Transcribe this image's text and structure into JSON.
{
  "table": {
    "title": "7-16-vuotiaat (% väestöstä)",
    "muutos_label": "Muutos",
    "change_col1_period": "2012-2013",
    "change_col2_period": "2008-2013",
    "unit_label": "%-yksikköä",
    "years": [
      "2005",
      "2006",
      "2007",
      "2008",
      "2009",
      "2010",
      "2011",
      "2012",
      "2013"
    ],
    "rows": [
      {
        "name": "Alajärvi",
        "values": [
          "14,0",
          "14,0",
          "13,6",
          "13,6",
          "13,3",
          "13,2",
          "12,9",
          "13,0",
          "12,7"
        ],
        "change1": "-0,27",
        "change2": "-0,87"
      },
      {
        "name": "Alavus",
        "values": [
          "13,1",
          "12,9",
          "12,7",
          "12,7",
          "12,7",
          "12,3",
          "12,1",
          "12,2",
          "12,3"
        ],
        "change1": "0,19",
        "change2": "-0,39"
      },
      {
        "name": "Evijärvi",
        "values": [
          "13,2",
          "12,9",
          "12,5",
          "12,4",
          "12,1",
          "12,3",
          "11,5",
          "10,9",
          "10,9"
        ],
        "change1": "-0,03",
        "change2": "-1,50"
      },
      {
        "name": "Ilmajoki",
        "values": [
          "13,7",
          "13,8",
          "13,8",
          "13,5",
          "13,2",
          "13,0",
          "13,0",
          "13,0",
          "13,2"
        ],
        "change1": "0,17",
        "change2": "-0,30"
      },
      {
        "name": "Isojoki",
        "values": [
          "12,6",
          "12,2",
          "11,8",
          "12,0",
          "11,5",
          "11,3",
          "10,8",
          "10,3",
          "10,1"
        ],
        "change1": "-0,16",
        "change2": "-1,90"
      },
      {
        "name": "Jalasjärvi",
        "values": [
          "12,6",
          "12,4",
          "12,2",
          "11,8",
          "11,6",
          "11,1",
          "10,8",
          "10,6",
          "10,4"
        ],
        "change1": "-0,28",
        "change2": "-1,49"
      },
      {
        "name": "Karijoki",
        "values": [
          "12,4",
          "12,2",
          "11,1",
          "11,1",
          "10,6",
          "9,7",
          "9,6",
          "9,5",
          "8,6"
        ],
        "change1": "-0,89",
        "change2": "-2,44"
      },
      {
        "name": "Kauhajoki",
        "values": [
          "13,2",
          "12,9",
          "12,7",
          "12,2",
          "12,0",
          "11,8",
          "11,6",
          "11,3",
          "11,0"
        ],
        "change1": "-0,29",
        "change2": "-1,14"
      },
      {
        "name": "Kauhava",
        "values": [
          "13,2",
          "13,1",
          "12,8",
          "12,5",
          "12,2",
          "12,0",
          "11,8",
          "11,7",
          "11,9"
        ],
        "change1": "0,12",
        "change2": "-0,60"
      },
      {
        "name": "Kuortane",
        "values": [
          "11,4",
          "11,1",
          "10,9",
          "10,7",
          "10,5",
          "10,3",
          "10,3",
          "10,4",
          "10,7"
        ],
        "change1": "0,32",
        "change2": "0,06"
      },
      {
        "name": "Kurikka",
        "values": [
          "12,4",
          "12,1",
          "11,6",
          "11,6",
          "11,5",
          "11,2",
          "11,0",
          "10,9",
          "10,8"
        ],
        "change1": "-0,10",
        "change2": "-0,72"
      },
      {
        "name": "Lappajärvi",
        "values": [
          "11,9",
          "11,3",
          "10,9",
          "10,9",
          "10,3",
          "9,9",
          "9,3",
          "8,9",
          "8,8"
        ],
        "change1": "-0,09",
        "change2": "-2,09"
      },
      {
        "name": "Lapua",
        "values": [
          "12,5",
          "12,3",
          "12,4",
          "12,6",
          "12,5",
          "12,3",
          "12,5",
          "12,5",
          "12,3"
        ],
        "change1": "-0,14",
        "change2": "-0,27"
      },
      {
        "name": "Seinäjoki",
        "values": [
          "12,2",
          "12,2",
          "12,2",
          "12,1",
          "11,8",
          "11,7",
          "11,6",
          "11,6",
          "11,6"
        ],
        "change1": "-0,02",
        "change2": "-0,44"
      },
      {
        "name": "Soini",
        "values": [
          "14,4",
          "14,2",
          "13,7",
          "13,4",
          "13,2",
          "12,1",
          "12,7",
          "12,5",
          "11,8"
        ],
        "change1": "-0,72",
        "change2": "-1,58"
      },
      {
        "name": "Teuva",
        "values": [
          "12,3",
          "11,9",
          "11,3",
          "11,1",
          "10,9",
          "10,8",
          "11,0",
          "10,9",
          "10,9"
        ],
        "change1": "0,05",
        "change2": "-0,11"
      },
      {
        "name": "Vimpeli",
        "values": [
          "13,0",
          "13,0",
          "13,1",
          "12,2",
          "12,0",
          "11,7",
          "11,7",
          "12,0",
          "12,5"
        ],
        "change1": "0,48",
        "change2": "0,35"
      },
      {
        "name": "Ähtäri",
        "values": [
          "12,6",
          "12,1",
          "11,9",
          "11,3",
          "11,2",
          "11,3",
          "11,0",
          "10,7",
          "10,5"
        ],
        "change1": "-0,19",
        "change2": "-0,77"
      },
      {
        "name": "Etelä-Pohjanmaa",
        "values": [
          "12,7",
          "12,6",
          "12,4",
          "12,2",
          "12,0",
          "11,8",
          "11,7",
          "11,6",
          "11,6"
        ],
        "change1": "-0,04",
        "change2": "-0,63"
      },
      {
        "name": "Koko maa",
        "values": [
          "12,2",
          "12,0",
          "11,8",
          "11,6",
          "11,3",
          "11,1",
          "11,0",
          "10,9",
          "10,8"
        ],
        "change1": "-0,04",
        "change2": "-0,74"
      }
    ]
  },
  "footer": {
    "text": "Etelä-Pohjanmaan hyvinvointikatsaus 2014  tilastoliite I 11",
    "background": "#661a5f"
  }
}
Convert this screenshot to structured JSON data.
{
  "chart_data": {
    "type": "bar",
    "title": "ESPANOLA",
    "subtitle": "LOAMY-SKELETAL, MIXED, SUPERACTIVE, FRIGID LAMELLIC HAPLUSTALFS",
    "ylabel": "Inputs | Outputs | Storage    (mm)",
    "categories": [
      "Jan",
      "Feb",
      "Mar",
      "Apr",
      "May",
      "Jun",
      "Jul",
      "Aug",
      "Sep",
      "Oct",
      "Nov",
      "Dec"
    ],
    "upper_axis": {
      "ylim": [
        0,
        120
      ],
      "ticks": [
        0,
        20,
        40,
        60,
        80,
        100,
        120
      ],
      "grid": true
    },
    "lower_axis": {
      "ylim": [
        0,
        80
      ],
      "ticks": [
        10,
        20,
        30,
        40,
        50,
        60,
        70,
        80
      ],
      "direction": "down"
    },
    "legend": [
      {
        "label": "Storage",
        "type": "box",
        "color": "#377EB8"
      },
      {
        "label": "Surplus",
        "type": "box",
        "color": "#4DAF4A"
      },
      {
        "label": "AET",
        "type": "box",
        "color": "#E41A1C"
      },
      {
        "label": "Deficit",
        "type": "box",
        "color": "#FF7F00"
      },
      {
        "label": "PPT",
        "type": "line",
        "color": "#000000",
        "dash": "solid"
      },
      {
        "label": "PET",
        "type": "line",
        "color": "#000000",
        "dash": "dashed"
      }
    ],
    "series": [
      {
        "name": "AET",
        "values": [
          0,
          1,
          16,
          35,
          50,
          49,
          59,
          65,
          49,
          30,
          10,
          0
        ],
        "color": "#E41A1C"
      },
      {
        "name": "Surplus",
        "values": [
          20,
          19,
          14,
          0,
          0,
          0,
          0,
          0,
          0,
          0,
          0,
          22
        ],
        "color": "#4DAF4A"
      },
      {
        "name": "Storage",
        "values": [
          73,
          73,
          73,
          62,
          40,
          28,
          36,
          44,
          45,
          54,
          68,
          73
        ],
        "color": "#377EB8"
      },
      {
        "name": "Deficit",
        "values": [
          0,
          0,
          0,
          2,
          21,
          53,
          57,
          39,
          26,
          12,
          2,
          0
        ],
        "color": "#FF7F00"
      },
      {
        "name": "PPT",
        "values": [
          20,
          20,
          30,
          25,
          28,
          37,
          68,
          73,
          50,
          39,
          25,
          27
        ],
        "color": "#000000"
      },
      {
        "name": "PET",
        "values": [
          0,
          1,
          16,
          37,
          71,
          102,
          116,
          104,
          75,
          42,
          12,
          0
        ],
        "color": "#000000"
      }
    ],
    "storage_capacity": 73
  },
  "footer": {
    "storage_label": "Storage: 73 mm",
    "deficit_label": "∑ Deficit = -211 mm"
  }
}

> [TASK OBJECTIVE]: Look for lines containing the string "Etelä" and copy them all.

> [TASK ANSWER]:
        "name": "Etelä-Pohjanmaa",
    "text": "Etelä-Pohjanmaan hyvinvointikatsaus 2014  tilastoliite I 11",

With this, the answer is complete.